#### WHAT YOU WILL DO
Make a verbatim copy of the entries below; pictures stay out.

#### THE DATA
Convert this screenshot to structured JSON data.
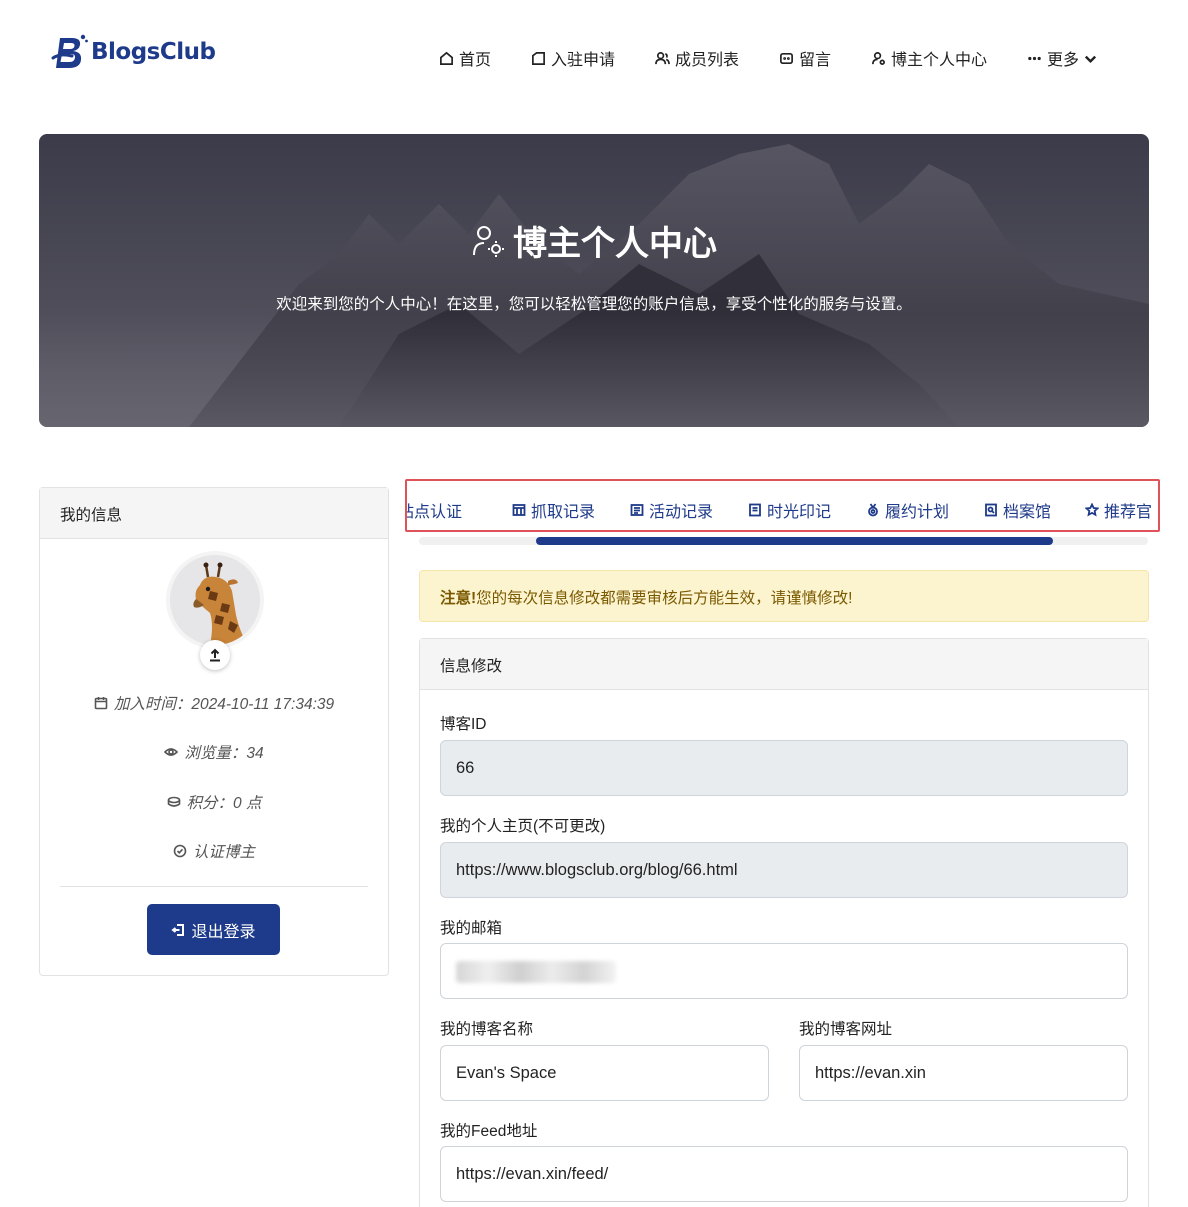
{
  "brand": {
    "name": "BlogsClub",
    "color": "#1e3a8a"
  },
  "nav": [
    {
      "label": "首页",
      "icon": "home-icon"
    },
    {
      "label": "入驻申请",
      "icon": "tag-icon"
    },
    {
      "label": "成员列表",
      "icon": "users-icon"
    },
    {
      "label": "留言",
      "icon": "message-icon"
    },
    {
      "label": "博主个人中心",
      "icon": "user-gear-icon"
    },
    {
      "label": "更多",
      "icon": "dots-icon"
    }
  ],
  "hero": {
    "title": "博主个人中心",
    "subtitle": "欢迎来到您的个人中心！在这里，您可以轻松管理您的账户信息，享受个性化的服务与设置。"
  },
  "profile": {
    "header": "我的信息",
    "join_time": "加入时间：2024-10-11 17:34:39",
    "views": "浏览量：34",
    "points": "积分：0 点",
    "verified": "认证博主",
    "logout": "退出登录"
  },
  "tabs": [
    {
      "label": "站点认证",
      "icon": ""
    },
    {
      "label": "抓取记录",
      "icon": "table-icon"
    },
    {
      "label": "活动记录",
      "icon": "list-icon"
    },
    {
      "label": "时光印记",
      "icon": "document-icon"
    },
    {
      "label": "履约计划",
      "icon": "medal-icon"
    },
    {
      "label": "档案馆",
      "icon": "archive-icon"
    },
    {
      "label": "推荐官",
      "icon": "star-icon"
    }
  ],
  "tabs_scroll": {
    "visible_start": 0.16,
    "visible_fraction": 0.71
  },
  "notice": {
    "strong": "注意!",
    "text": "您的每次信息修改都需要审核后方能生效，请谨慎修改!"
  },
  "form": {
    "header": "信息修改",
    "blog_id_label": "博客ID",
    "blog_id_value": "66",
    "homepage_label": "我的个人主页(不可更改)",
    "homepage_value": "https://www.blogsclub.org/blog/66.html",
    "email_label": "我的邮箱",
    "email_value": "",
    "blog_name_label": "我的博客名称",
    "blog_name_value": "Evan's Space",
    "blog_url_label": "我的博客网址",
    "blog_url_value": "https://evan.xin",
    "feed_label": "我的Feed地址",
    "feed_value": "https://evan.xin/feed/"
  }
}
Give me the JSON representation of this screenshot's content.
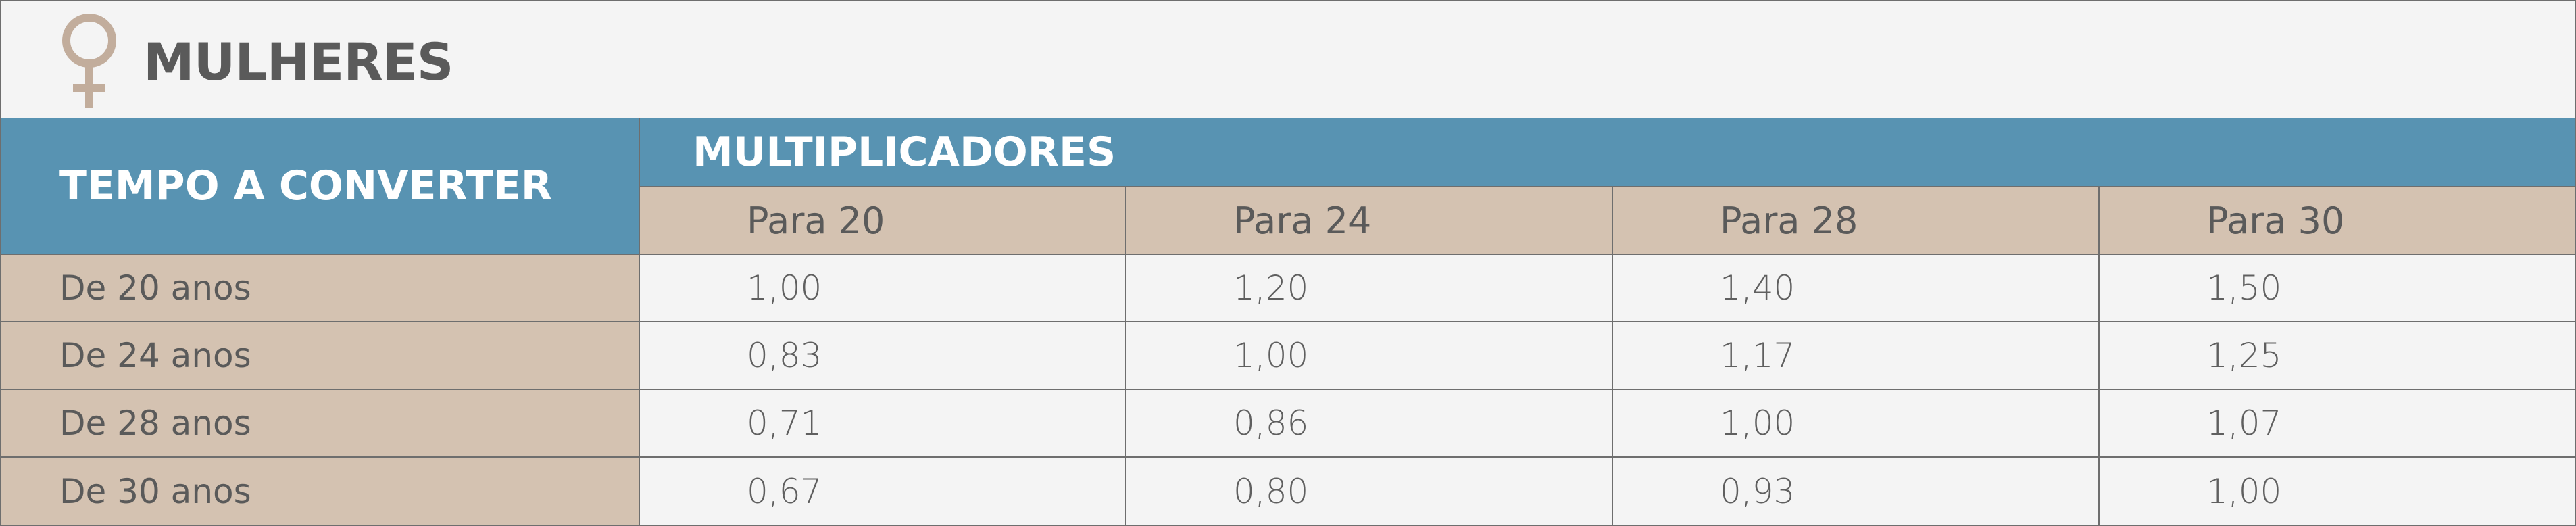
{
  "header": {
    "title": "MULHERES",
    "icon": "female-symbol-icon",
    "icon_color": "#c2ad9c"
  },
  "table": {
    "corner_label": "TEMPO A CONVERTER",
    "group_label": "MULTIPLICADORES",
    "columns": [
      "Para 20",
      "Para 24",
      "Para 28",
      "Para 30"
    ],
    "rows": [
      {
        "label": "De 20 anos",
        "values": [
          "1,00",
          "1,20",
          "1,40",
          "1,50"
        ]
      },
      {
        "label": "De 24 anos",
        "values": [
          "0,83",
          "1,00",
          "1,17",
          "1,25"
        ]
      },
      {
        "label": "De 28 anos",
        "values": [
          "0,71",
          "0,86",
          "1,00",
          "1,07"
        ]
      },
      {
        "label": "De 30 anos",
        "values": [
          "0,67",
          "0,80",
          "0,93",
          "1,00"
        ]
      }
    ]
  },
  "colors": {
    "header_blue": "#5893b2",
    "beige": "#d4c2b1",
    "background": "#f4f4f4",
    "border": "#6e6e6e"
  }
}
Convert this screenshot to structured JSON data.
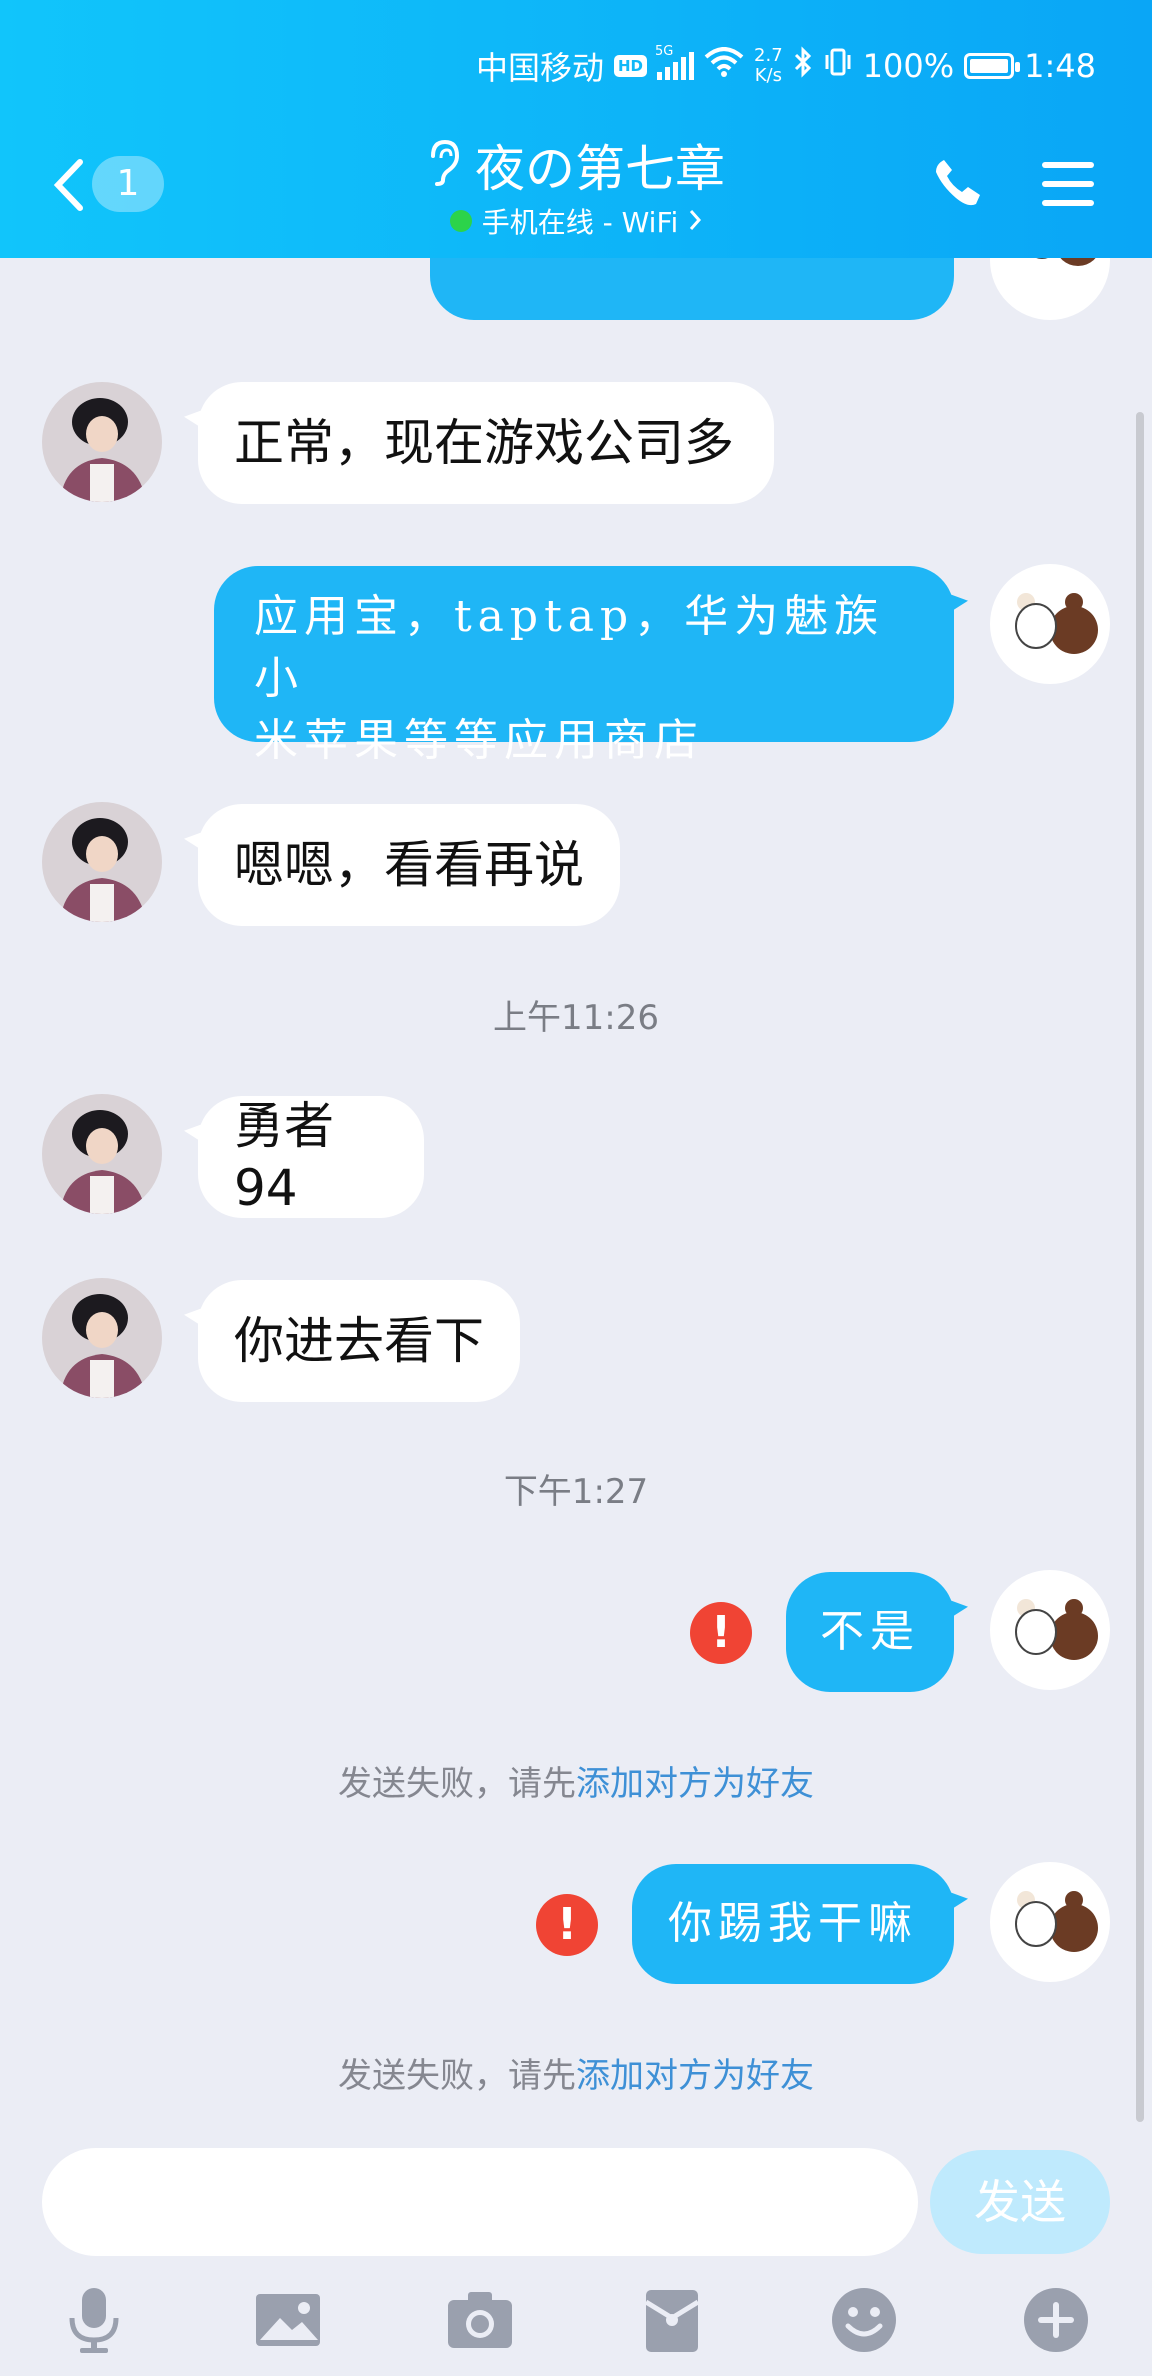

#### RESPONSE TO THIS EXERCISE
Convert this screenshot to structured JSON data.
{
  "brand": {
    "name": "BlogsClub",
    "color": "#1e3a8a"
  },
  "nav": [
    {
      "label": "首页",
      "icon": "home-icon"
    },
    {
      "label": "入驻申请",
      "icon": "tag-icon"
    },
    {
      "label": "成员列表",
      "icon": "users-icon"
    },
    {
      "label": "留言",
      "icon": "message-icon"
    },
    {
      "label": "博主个人中心",
      "icon": "user-gear-icon"
    },
    {
      "label": "更多",
      "icon": "dots-icon"
    }
  ],
  "hero": {
    "title": "博主个人中心",
    "subtitle": "欢迎来到您的个人中心！在这里，您可以轻松管理您的账户信息，享受个性化的服务与设置。"
  },
  "profile": {
    "header": "我的信息",
    "join_time": "加入时间：2024-10-11 17:34:39",
    "views": "浏览量：34",
    "points": "积分：0 点",
    "verified": "认证博主",
    "logout": "退出登录"
  },
  "tabs": [
    {
      "label": "站点认证",
      "icon": ""
    },
    {
      "label": "抓取记录",
      "icon": "table-icon"
    },
    {
      "label": "活动记录",
      "icon": "list-icon"
    },
    {
      "label": "时光印记",
      "icon": "document-icon"
    },
    {
      "label": "履约计划",
      "icon": "medal-icon"
    },
    {
      "label": "档案馆",
      "icon": "archive-icon"
    },
    {
      "label": "推荐官",
      "icon": "star-icon"
    }
  ],
  "tabs_scroll": {
    "visible_start": 0.16,
    "visible_fraction": 0.71
  },
  "notice": {
    "strong": "注意!",
    "text": "您的每次信息修改都需要审核后方能生效，请谨慎修改!"
  },
  "form": {
    "header": "信息修改",
    "blog_id_label": "博客ID",
    "blog_id_value": "66",
    "homepage_label": "我的个人主页(不可更改)",
    "homepage_value": "https://www.blogsclub.org/blog/66.html",
    "email_label": "我的邮箱",
    "email_value": "",
    "blog_name_label": "我的博客名称",
    "blog_name_value": "Evan's Space",
    "blog_url_label": "我的博客网址",
    "blog_url_value": "https://evan.xin",
    "feed_label": "我的Feed地址",
    "feed_value": "https://evan.xin/feed/"
  }
}
Give me the JSON representation of this screenshot's content.
{
  "header": {
    "title": "MULHERES",
    "icon": "female-symbol-icon",
    "icon_color": "#c2ad9c"
  },
  "table": {
    "corner_label": "TEMPO A CONVERTER",
    "group_label": "MULTIPLICADORES",
    "columns": [
      "Para 20",
      "Para 24",
      "Para 28",
      "Para 30"
    ],
    "rows": [
      {
        "label": "De 20 anos",
        "values": [
          "1,00",
          "1,20",
          "1,40",
          "1,50"
        ]
      },
      {
        "label": "De 24 anos",
        "values": [
          "0,83",
          "1,00",
          "1,17",
          "1,25"
        ]
      },
      {
        "label": "De 28 anos",
        "values": [
          "0,71",
          "0,86",
          "1,00",
          "1,07"
        ]
      },
      {
        "label": "De 30 anos",
        "values": [
          "0,67",
          "0,80",
          "0,93",
          "1,00"
        ]
      }
    ]
  },
  "colors": {
    "header_blue": "#5893b2",
    "beige": "#d4c2b1",
    "background": "#f4f4f4",
    "border": "#6e6e6e"
  }
}
Convert this screenshot to structured JSON data.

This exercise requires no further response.